# Start of EXCERPTED RECORDS
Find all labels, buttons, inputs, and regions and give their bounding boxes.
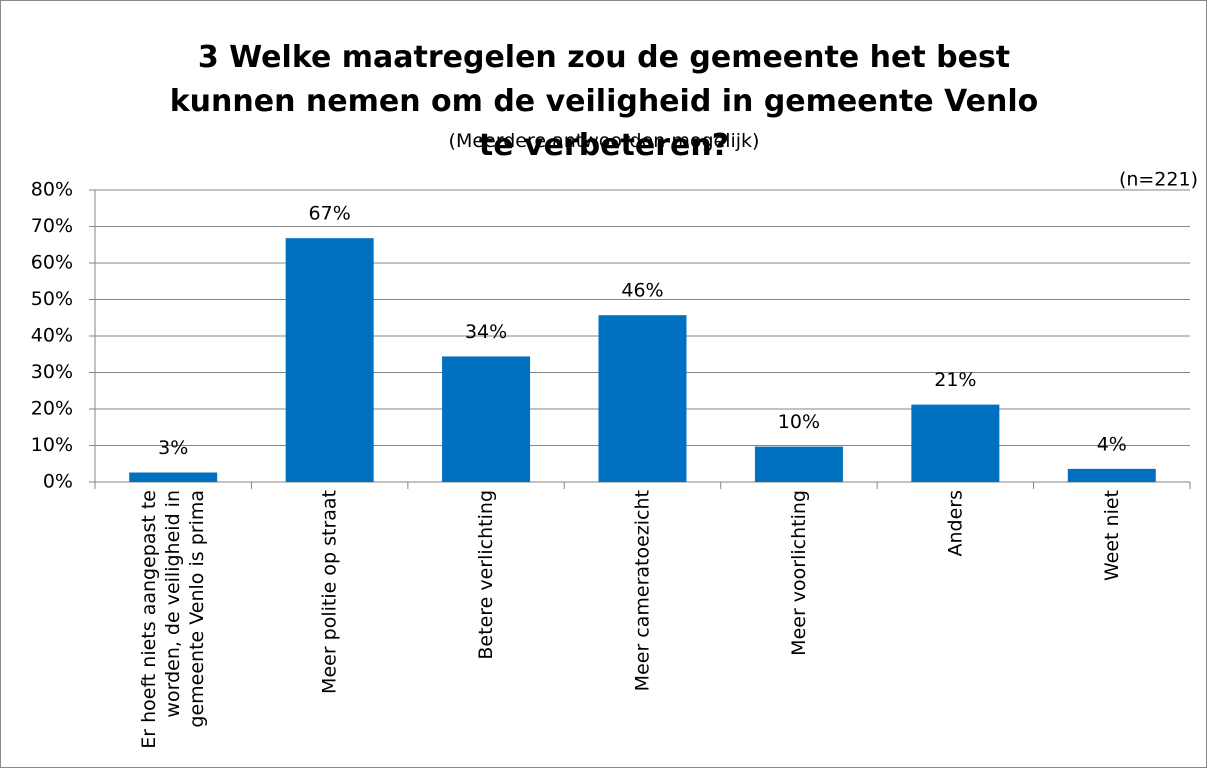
chart-subtitle: (Meerdere antwoorden mogelijk) <box>448 130 760 152</box>
bar <box>598 315 687 482</box>
y-tick-label: 40% <box>31 325 73 347</box>
y-tick-label: 10% <box>31 434 73 456</box>
bar <box>754 446 843 482</box>
value-label: 21% <box>934 369 976 391</box>
value-label: 67% <box>309 203 351 225</box>
chart-title: 3 Welke maatregelen zou de gemeente het … <box>169 40 1039 163</box>
value-label: 10% <box>778 411 820 433</box>
y-tick-label: 50% <box>31 288 73 310</box>
x-tick-label: Meer cameratoezicht <box>631 490 654 692</box>
value-label: 3% <box>158 437 188 459</box>
bar <box>129 472 218 482</box>
y-tick-label: 80% <box>31 179 73 201</box>
bar <box>911 404 1000 482</box>
bar <box>442 356 531 482</box>
value-label: 34% <box>465 321 507 343</box>
y-tick-label: 70% <box>31 215 73 237</box>
annotation: (n=221) <box>1119 169 1198 191</box>
x-tick-label: Meer politie op straat <box>318 490 341 694</box>
x-tick-label: Meer voorlichting <box>787 490 810 656</box>
value-label: 4% <box>1097 433 1127 455</box>
y-tick-label: 0% <box>43 471 73 493</box>
x-tick-label: Anders <box>944 490 967 557</box>
bar <box>285 238 374 482</box>
y-tick-label: 30% <box>31 361 73 383</box>
x-tick-label: Er hoeft niets aangepast te worden, de v… <box>138 490 209 749</box>
x-tick-label: Weet niet <box>1100 490 1123 582</box>
value-label: 46% <box>621 280 663 302</box>
bar <box>1067 468 1156 482</box>
y-tick-label: 60% <box>31 252 73 274</box>
y-tick-label: 20% <box>31 398 73 420</box>
x-tick-label: Betere verlichting <box>475 490 498 660</box>
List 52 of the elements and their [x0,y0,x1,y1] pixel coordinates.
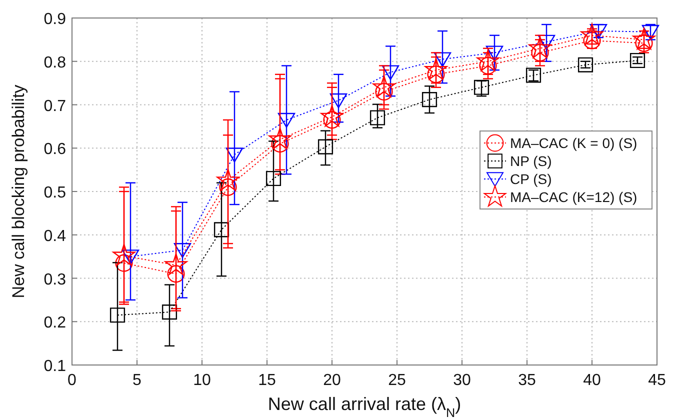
y-tick-label: 0.8 [44,54,66,72]
x-tick-label: 35 [518,372,536,389]
point [578,57,594,72]
x-tick-label: 10 [193,372,211,389]
x-tick-label: 40 [583,372,601,389]
point [330,93,348,108]
point [382,65,400,80]
point [372,76,396,98]
x-axis-title: New call arrival rate (λ$_{N}$) [268,394,462,420]
point [164,253,188,275]
legend-label: MA–CAC (K=12) (S) [510,189,638,205]
point [278,112,296,128]
y-tick-label: 0.3 [44,271,66,288]
x-tick-label: 25 [388,372,406,389]
y-tick-label: 0.6 [44,141,66,158]
point [476,50,500,72]
point [370,110,386,126]
x-tick-label: 15 [258,372,276,389]
legend-label: CP (S) [510,171,552,187]
y-tick-label: 0.1 [44,358,66,375]
point [320,105,344,127]
point [268,128,292,150]
point [167,265,185,283]
x-tick-label: 0 [68,372,77,389]
x-tick-label: 5 [132,372,142,389]
y-axis-title: New call blocking probability [9,84,28,298]
point [580,24,604,46]
point [422,92,438,108]
point [214,222,230,238]
y-tick-label: 0.7 [44,98,66,115]
point [318,139,334,154]
y-tick-label: 0.5 [44,184,66,202]
legend-label: MA–CAC (K = 0) (S) [510,135,638,151]
point [216,168,240,190]
y-tick-label: 0.9 [44,11,66,28]
x-tick-label: 20 [323,372,341,389]
point [162,304,178,320]
point [528,36,552,58]
point [174,243,192,258]
point [110,308,126,323]
point [112,244,136,266]
x-tick-label: 30 [453,372,471,389]
point [632,28,656,50]
y-tick-label: 0.4 [44,228,66,245]
y-tick-label: 0.2 [44,314,66,332]
point [434,52,452,68]
point [424,58,448,80]
x-tick-label: 45 [648,372,666,389]
legend-label: NP (S) [510,153,552,169]
point [266,170,282,186]
point [630,52,646,68]
point [226,148,244,162]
# End of EXCERPTED RECORDS
DESCRIPTION OF THE TASK:
Present every line of the listing above as a Markdown table with the columns "Row" and "Listing line," numbering the rows in order. Omit blank lines and leave the pictures out.

FINAL ANSWER:
| Row | Listing line |
|---|---|
| 1 | Find all labels, buttons, inputs, and regions and give their bounding boxes. |
| 2 | chart-subtitle: (Meerdere antwoorden mogelijk) <box>448 130 760 152</box> |
| 3 | bar <box>598 315 687 482</box> |
| 4 | y-tick-label: 40% <box>31 325 73 347</box> |
| 5 | y-tick-label: 10% <box>31 434 73 456</box> |
| 6 | bar <box>754 446 843 482</box> |
| 7 | value-label: 21% <box>934 369 976 391</box> |
| 8 | value-label: 67% <box>309 203 351 225</box> |
| 9 | chart-title: 3 Welke maatregelen zou de gemeente het … <box>169 40 1039 163</box> |
| 10 | value-label: 10% <box>778 411 820 433</box> |
| 11 | y-tick-label: 50% <box>31 288 73 310</box> |
| 12 | x-tick-label: Meer cameratoezicht <box>631 490 654 692</box> |
| 13 | value-label: 3% <box>158 437 188 459</box> |
| 14 | bar <box>129 472 218 482</box> |
| 15 | y-tick-label: 80% <box>31 179 73 201</box> |
| 16 | bar <box>911 404 1000 482</box> |
| 17 | bar <box>442 356 531 482</box> |
| 18 | value-label: 34% <box>465 321 507 343</box> |
| 19 | y-tick-label: 70% <box>31 215 73 237</box> |
| 20 | annotation: (n=221) <box>1119 169 1198 191</box> |
| 21 | x-tick-label: Meer politie op straat <box>318 490 341 694</box> |
| 22 | x-tick-label: Meer voorlichting <box>787 490 810 656</box> |
| 23 | value-label: 4% <box>1097 433 1127 455</box> |
| 24 | y-tick-label: 0% <box>43 471 73 493</box> |
| 25 | x-tick-label: Anders <box>944 490 967 557</box> |
| 26 | bar <box>285 238 374 482</box> |
| 27 | y-tick-label: 30% <box>31 361 73 383</box> |
| 28 | x-tick-label: Er hoeft niets aangepast te worden, de v… <box>138 490 209 749</box> |
| 29 | x-tick-label: Weet niet <box>1100 490 1123 582</box> |
| 30 | value-label: 46% <box>621 280 663 302</box> |
| 31 | bar <box>1067 468 1156 482</box> |
| 32 | y-tick-label: 60% <box>31 252 73 274</box> |
| 33 | y-tick-label: 20% <box>31 398 73 420</box> |
| 34 | x-tick-label: Betere verlichting <box>475 490 498 660</box> |
| 35 | List 52 of the elements and their [x0,y0,x1,y1] pixel coordinates. |
| 36 | y-tick-label: 0.8 [44,54,66,72] |
| 37 | x-tick-label: 35 [518,372,536,389] |
| 38 | point [578,57,594,72] |
| 39 | x-tick-label: 10 [193,372,211,389] |
| 40 | x-tick-label: 40 [583,372,601,389] |
| 41 | point [330,93,348,108] |
| 42 | point [382,65,400,80] |
| 43 | point [372,76,396,98] |
| 44 | x-axis-title: New call arrival rate (λ$_{N}$) [268,394,462,420] |
| 45 | point [164,253,188,275] |
| 46 | legend-label: MA–CAC (K=12) (S) [510,189,638,205] |
| 47 | point [278,112,296,128] |
| 48 | y-tick-label: 0.3 [44,271,66,288] |
| 49 | x-tick-label: 25 [388,372,406,389] |
| 50 | y-tick-label: 0.6 [44,141,66,158] |
| 51 | point [476,50,500,72] |
| 52 | point [370,110,386,126] |
| 53 | x-tick-label: 15 [258,372,276,389] |
| 54 | legend-label: CP (S) [510,171,552,187] |
| 55 | y-tick-label: 0.1 [44,358,66,375] |
| 56 | point [320,105,344,127] |
| 57 | point [268,128,292,150] |
| 58 | point [167,265,185,283] |
| 59 | x-tick-label: 0 [68,372,77,389] |
| 60 | x-tick-label: 5 [132,372,142,389] |
| 61 | y-axis-title: New call blocking probability [9,84,28,298] |
| 62 | point [580,24,604,46] |
| 63 | point [422,92,438,108] |
| 64 | point [214,222,230,238] |
| 65 | y-tick-label: 0.7 [44,98,66,115] |
| 66 | point [318,139,334,154] |
| 67 | y-tick-label: 0.5 [44,184,66,202] |
| 68 | legend-label: MA–CAC (K = 0) (S) [510,135,638,151] |
| 69 | point [216,168,240,190] |
| 70 | y-tick-label: 0.9 [44,11,66,28] |
| 71 | x-tick-label: 20 [323,372,341,389] |
| 72 | point [162,304,178,320] |
| 73 | point [528,36,552,58] |
| 74 | point [174,243,192,258] |
| 75 | point [110,308,126,323] |
| 76 | point [112,244,136,266] |
| 77 | x-tick-label: 30 [453,372,471,389] |
| 78 | point [632,28,656,50] |
| 79 | y-tick-label: 0.4 [44,228,66,245] |
| 80 | y-tick-label: 0.2 [44,314,66,332] |
| 81 | point [434,52,452,68] |
| 82 | point [424,58,448,80] |
| 83 | x-tick-label: 45 [648,372,666,389] |
| 84 | legend-label: NP (S) [510,153,552,169] |
| 85 | point [266,170,282,186] |
| 86 | point [630,52,646,68] |
| 87 | point [226,148,244,162] |